REQUIREMENTS:
Can you output every one of the rows below as a Markdown table with the columns "Index" and "Line", one table row per line, with blank lines skipped and the pictures left out?

MATERIAL PROVIDED:
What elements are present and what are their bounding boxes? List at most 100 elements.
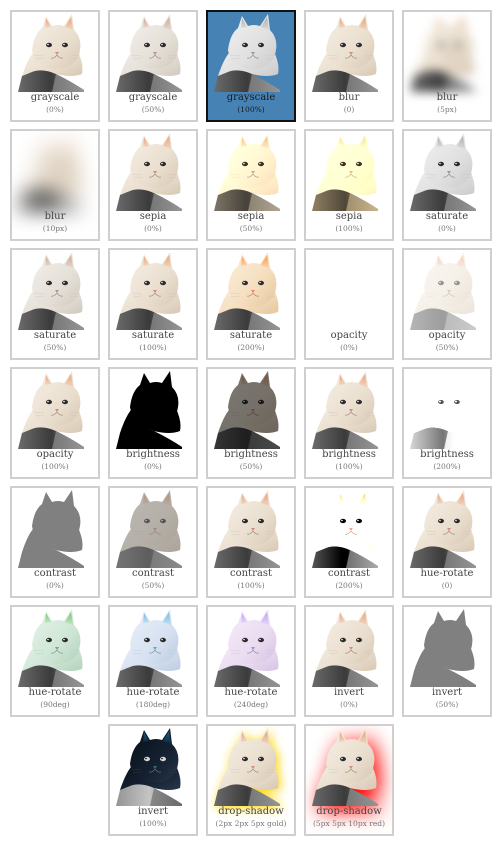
filter-value: (100%) xyxy=(139,819,167,828)
filter-tile-sepia[interactable]: sepia (0%) xyxy=(108,129,198,241)
cat-photo xyxy=(312,609,378,687)
cat-photo xyxy=(410,14,476,92)
filter-name: hue-rotate xyxy=(224,687,278,698)
filter-value: (2px 2px 5px gold) xyxy=(215,819,287,828)
filter-tile-brightness[interactable]: brightness (0%) xyxy=(108,367,198,479)
filter-tile-grayscale[interactable]: grayscale (50%) xyxy=(108,10,198,122)
filter-name: blur xyxy=(338,92,360,103)
filter-tile-opacity[interactable]: opacity (50%) xyxy=(402,248,492,360)
filter-value: (50%) xyxy=(435,700,459,709)
filter-tile-brightness[interactable]: brightness (100%) xyxy=(304,367,394,479)
filter-value: (100%) xyxy=(237,581,265,590)
filter-name: contrast xyxy=(328,568,370,579)
cat-photo xyxy=(410,133,476,211)
filter-tile-invert[interactable]: invert (0%) xyxy=(304,605,394,717)
filter-tile-contrast[interactable]: contrast (50%) xyxy=(108,486,198,598)
filter-value: (200%) xyxy=(433,462,461,471)
filter-tile-grayscale[interactable]: grayscale (100%) xyxy=(206,10,296,122)
filter-value: (0%) xyxy=(46,105,64,114)
filter-name: brightness xyxy=(420,449,474,460)
filter-value: (10px) xyxy=(42,224,68,233)
filter-value: (100%) xyxy=(139,343,167,352)
filter-value: (0) xyxy=(343,105,355,114)
filter-tile-blur[interactable]: blur (10px) xyxy=(10,129,100,241)
filter-tile-opacity[interactable]: opacity (0%) xyxy=(304,248,394,360)
cat-photo xyxy=(214,490,280,568)
filter-grid: grayscale (0%) grayscale (50%) grayscale… xyxy=(0,0,500,851)
filter-name: brightness xyxy=(322,449,376,460)
filter-name: grayscale xyxy=(30,92,80,103)
filter-value: (50%) xyxy=(141,581,165,590)
filter-name: opacity xyxy=(36,449,74,460)
cat-photo xyxy=(312,728,378,806)
filter-tile-contrast[interactable]: contrast (100%) xyxy=(206,486,296,598)
filter-name: invert xyxy=(333,687,364,698)
cat-photo xyxy=(18,252,84,330)
cat-photo xyxy=(116,133,182,211)
filter-tile-blur[interactable]: blur (0) xyxy=(304,10,394,122)
filter-name: blur xyxy=(436,92,458,103)
cat-photo xyxy=(214,728,280,806)
filter-tile-contrast[interactable]: contrast (200%) xyxy=(304,486,394,598)
filter-tile-brightness[interactable]: brightness (200%) xyxy=(402,367,492,479)
filter-value: (0%) xyxy=(144,224,162,233)
filter-value: (100%) xyxy=(41,462,69,471)
filter-value: (0%) xyxy=(144,462,162,471)
filter-name: invert xyxy=(431,687,462,698)
filter-tile-drop-shadow[interactable]: drop-shadow (2px 2px 5px gold) xyxy=(206,724,296,836)
filter-tile-saturate[interactable]: saturate (200%) xyxy=(206,248,296,360)
filter-tile-sepia[interactable]: sepia (100%) xyxy=(304,129,394,241)
filter-name: blur xyxy=(44,211,66,222)
cat-photo xyxy=(312,490,378,568)
cat-photo xyxy=(18,133,84,211)
filter-value: (50%) xyxy=(43,343,67,352)
filter-name: contrast xyxy=(230,568,272,579)
filter-tile-opacity[interactable]: opacity (100%) xyxy=(10,367,100,479)
filter-tile-sepia[interactable]: sepia (50%) xyxy=(206,129,296,241)
filter-value: (0%) xyxy=(340,700,358,709)
filter-name: hue-rotate xyxy=(28,687,82,698)
filter-name: brightness xyxy=(224,449,278,460)
filter-name: invert xyxy=(137,806,168,817)
filter-tile-brightness[interactable]: brightness (50%) xyxy=(206,367,296,479)
cat-photo xyxy=(18,609,84,687)
filter-name: saturate xyxy=(425,211,469,222)
cat-photo xyxy=(410,609,476,687)
filter-tile-invert[interactable]: invert (100%) xyxy=(108,724,198,836)
filter-name: opacity xyxy=(428,330,466,341)
filter-name: hue-rotate xyxy=(126,687,180,698)
filter-name: drop-shadow xyxy=(316,806,382,817)
filter-tile-grayscale[interactable]: grayscale (0%) xyxy=(10,10,100,122)
filter-tile-invert[interactable]: invert (50%) xyxy=(402,605,492,717)
filter-tile-saturate[interactable]: saturate (50%) xyxy=(10,248,100,360)
cat-photo xyxy=(18,371,84,449)
cat-photo xyxy=(410,371,476,449)
filter-tile-hue-rotate[interactable]: hue-rotate (0) xyxy=(402,486,492,598)
cat-photo xyxy=(214,14,280,92)
filter-tile-blur[interactable]: blur (5px) xyxy=(402,10,492,122)
filter-tile-saturate[interactable]: saturate (0%) xyxy=(402,129,492,241)
cat-photo xyxy=(116,14,182,92)
filter-name: saturate xyxy=(229,330,273,341)
filter-value: (5px) xyxy=(437,105,457,114)
filter-tile-hue-rotate[interactable]: hue-rotate (90deg) xyxy=(10,605,100,717)
filter-tile-hue-rotate[interactable]: hue-rotate (240deg) xyxy=(206,605,296,717)
filter-value: (50%) xyxy=(239,462,263,471)
filter-name: contrast xyxy=(34,568,76,579)
cat-photo xyxy=(410,490,476,568)
cat-photo xyxy=(116,728,182,806)
filter-name: grayscale xyxy=(226,92,276,103)
filter-tile-hue-rotate[interactable]: hue-rotate (180deg) xyxy=(108,605,198,717)
filter-name: opacity xyxy=(330,330,368,341)
filter-tile-drop-shadow[interactable]: drop-shadow (5px 5px 10px red) xyxy=(304,724,394,836)
filter-tile-saturate[interactable]: saturate (100%) xyxy=(108,248,198,360)
cat-photo xyxy=(214,609,280,687)
filter-value: (0%) xyxy=(46,581,64,590)
filter-value: (100%) xyxy=(237,105,265,114)
cat-photo xyxy=(214,252,280,330)
filter-name: contrast xyxy=(132,568,174,579)
filter-value: (50%) xyxy=(141,105,165,114)
filter-tile-contrast[interactable]: contrast (0%) xyxy=(10,486,100,598)
filter-name: saturate xyxy=(33,330,77,341)
cat-photo xyxy=(306,250,392,330)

SOLUTION FOR THIS TASK:
| Index | Line |
|---|---|
| 1 | What elements are present and what are their bounding boxes? List at most 100 elements. |
| 2 | filter-value: (100%) xyxy=(139,819,167,828) |
| 3 | filter-tile-sepia[interactable]: sepia (0%) xyxy=(108,129,198,241) |
| 4 | cat-photo xyxy=(312,609,378,687) |
| 5 | cat-photo xyxy=(410,14,476,92) |
| 6 | filter-name: hue-rotate xyxy=(224,687,278,698) |
| 7 | filter-value: (2px 2px 5px gold) xyxy=(215,819,287,828) |
| 8 | filter-tile-brightness[interactable]: brightness (0%) xyxy=(108,367,198,479) |
| 9 | filter-tile-grayscale[interactable]: grayscale (50%) xyxy=(108,10,198,122) |
| 10 | filter-name: blur xyxy=(338,92,360,103) |
| 11 | filter-tile-opacity[interactable]: opacity (50%) xyxy=(402,248,492,360) |
| 12 | filter-value: (50%) xyxy=(435,700,459,709) |
| 13 | filter-tile-brightness[interactable]: brightness (100%) xyxy=(304,367,394,479) |
| 14 | filter-value: (100%) xyxy=(237,581,265,590) |
| 15 | filter-name: contrast xyxy=(328,568,370,579) |
| 16 | cat-photo xyxy=(410,133,476,211) |
| 17 | filter-tile-invert[interactable]: invert (0%) xyxy=(304,605,394,717) |
| 18 | filter-tile-contrast[interactable]: contrast (50%) xyxy=(108,486,198,598) |
| 19 | filter-value: (200%) xyxy=(433,462,461,471) |
| 20 | filter-tile-grayscale[interactable]: grayscale (100%) xyxy=(206,10,296,122) |
| 21 | filter-value: (0%) xyxy=(46,105,64,114) |
| 22 | filter-name: brightness xyxy=(420,449,474,460) |
| 23 | filter-value: (10px) xyxy=(42,224,68,233) |
| 24 | filter-value: (100%) xyxy=(139,343,167,352) |
| 25 | filter-value: (0) xyxy=(343,105,355,114) |
| 26 | filter-tile-blur[interactable]: blur (10px) xyxy=(10,129,100,241) |
| 27 | filter-tile-opacity[interactable]: opacity (0%) xyxy=(304,248,394,360) |
| 28 | cat-photo xyxy=(214,490,280,568) |
| 29 | filter-grid: grayscale (0%) grayscale (50%) grayscale… xyxy=(0,0,500,851) |
| 30 | filter-name: brightness xyxy=(322,449,376,460) |
| 31 | filter-name: grayscale xyxy=(30,92,80,103) |
| 32 | filter-value: (50%) xyxy=(141,581,165,590) |
| 33 | filter-name: opacity xyxy=(36,449,74,460) |
| 34 | cat-photo xyxy=(312,728,378,806) |
| 35 | filter-tile-contrast[interactable]: contrast (100%) xyxy=(206,486,296,598) |
| 36 | filter-name: invert xyxy=(333,687,364,698) |
| 37 | cat-photo xyxy=(18,252,84,330) |
| 38 | cat-photo xyxy=(116,133,182,211) |
| 39 | filter-tile-blur[interactable]: blur (0) xyxy=(304,10,394,122) |
| 40 | filter-name: blur xyxy=(436,92,458,103) |
| 41 | cat-photo xyxy=(214,728,280,806) |
| 42 | filter-tile-contrast[interactable]: contrast (200%) xyxy=(304,486,394,598) |
| 43 | filter-tile-brightness[interactable]: brightness (200%) xyxy=(402,367,492,479) |
| 44 | filter-value: (0%) xyxy=(144,224,162,233) |
| 45 | filter-value: (100%) xyxy=(41,462,69,471) |
| 46 | filter-value: (0%) xyxy=(144,462,162,471) |
| 47 | filter-name: invert xyxy=(431,687,462,698) |
| 48 | filter-tile-drop-shadow[interactable]: drop-shadow (2px 2px 5px gold) xyxy=(206,724,296,836) |
| 49 | filter-tile-saturate[interactable]: saturate (200%) xyxy=(206,248,296,360) |
| 50 | filter-tile-sepia[interactable]: sepia (100%) xyxy=(304,129,394,241) |
| 51 | filter-name: blur xyxy=(44,211,66,222) |
| 52 | cat-photo xyxy=(312,490,378,568) |
| 53 | cat-photo xyxy=(18,133,84,211) |
| 54 | filter-value: (50%) xyxy=(43,343,67,352) |
| 55 | filter-name: contrast xyxy=(230,568,272,579) |
| 56 | filter-tile-opacity[interactable]: opacity (100%) xyxy=(10,367,100,479) |
| 57 | filter-tile-sepia[interactable]: sepia (50%) xyxy=(206,129,296,241) |
| 58 | filter-value: (0%) xyxy=(340,700,358,709) |
| 59 | filter-name: hue-rotate xyxy=(28,687,82,698) |
| 60 | filter-name: brightness xyxy=(224,449,278,460) |
| 61 | filter-name: invert xyxy=(137,806,168,817) |
| 62 | filter-tile-brightness[interactable]: brightness (50%) xyxy=(206,367,296,479) |
| 63 | cat-photo xyxy=(18,609,84,687) |
| 64 | filter-name: saturate xyxy=(425,211,469,222) |
| 65 | cat-photo xyxy=(410,609,476,687) |
| 66 | filter-tile-invert[interactable]: invert (100%) xyxy=(108,724,198,836) |
| 67 | filter-name: opacity xyxy=(428,330,466,341) |
| 68 | filter-name: hue-rotate xyxy=(126,687,180,698) |
| 69 | filter-name: drop-shadow xyxy=(316,806,382,817) |
| 70 | filter-tile-grayscale[interactable]: grayscale (0%) xyxy=(10,10,100,122) |
| 71 | filter-tile-invert[interactable]: invert (50%) xyxy=(402,605,492,717) |
| 72 | filter-tile-saturate[interactable]: saturate (50%) xyxy=(10,248,100,360) |
| 73 | cat-photo xyxy=(18,371,84,449) |
| 74 | cat-photo xyxy=(410,371,476,449) |
| 75 | filter-tile-hue-rotate[interactable]: hue-rotate (0) xyxy=(402,486,492,598) |
| 76 | cat-photo xyxy=(214,14,280,92) |
| 77 | filter-tile-blur[interactable]: blur (5px) xyxy=(402,10,492,122) |
| 78 | filter-tile-saturate[interactable]: saturate (0%) xyxy=(402,129,492,241) |
| 79 | cat-photo xyxy=(116,14,182,92) |
| 80 | filter-name: saturate xyxy=(229,330,273,341) |
| 81 | filter-value: (5px) xyxy=(437,105,457,114) |
| 82 | filter-tile-hue-rotate[interactable]: hue-rotate (90deg) xyxy=(10,605,100,717) |
| 83 | filter-tile-hue-rotate[interactable]: hue-rotate (240deg) xyxy=(206,605,296,717) |
| 84 | filter-value: (50%) xyxy=(239,462,263,471) |
| 85 | filter-name: contrast xyxy=(34,568,76,579) |
| 86 | cat-photo xyxy=(410,490,476,568) |
| 87 | cat-photo xyxy=(116,728,182,806) |
| 88 | filter-name: grayscale xyxy=(226,92,276,103) |
| 89 | filter-tile-hue-rotate[interactable]: hue-rotate (180deg) xyxy=(108,605,198,717) |
| 90 | filter-name: opacity xyxy=(330,330,368,341) |
| 91 | filter-tile-drop-shadow[interactable]: drop-shadow (5px 5px 10px red) xyxy=(304,724,394,836) |
| 92 | filter-tile-saturate[interactable]: saturate (100%) xyxy=(108,248,198,360) |
| 93 | cat-photo xyxy=(214,609,280,687) |
| 94 | filter-value: (0%) xyxy=(46,581,64,590) |
| 95 | filter-value: (100%) xyxy=(237,105,265,114) |
| 96 | cat-photo xyxy=(214,252,280,330) |
| 97 | filter-name: contrast xyxy=(132,568,174,579) |
| 98 | filter-value: (50%) xyxy=(141,105,165,114) |
| 99 | filter-tile-contrast[interactable]: contrast (0%) xyxy=(10,486,100,598) |
| 100 | filter-name: saturate xyxy=(33,330,77,341) |
| 101 | cat-photo xyxy=(306,250,392,330) |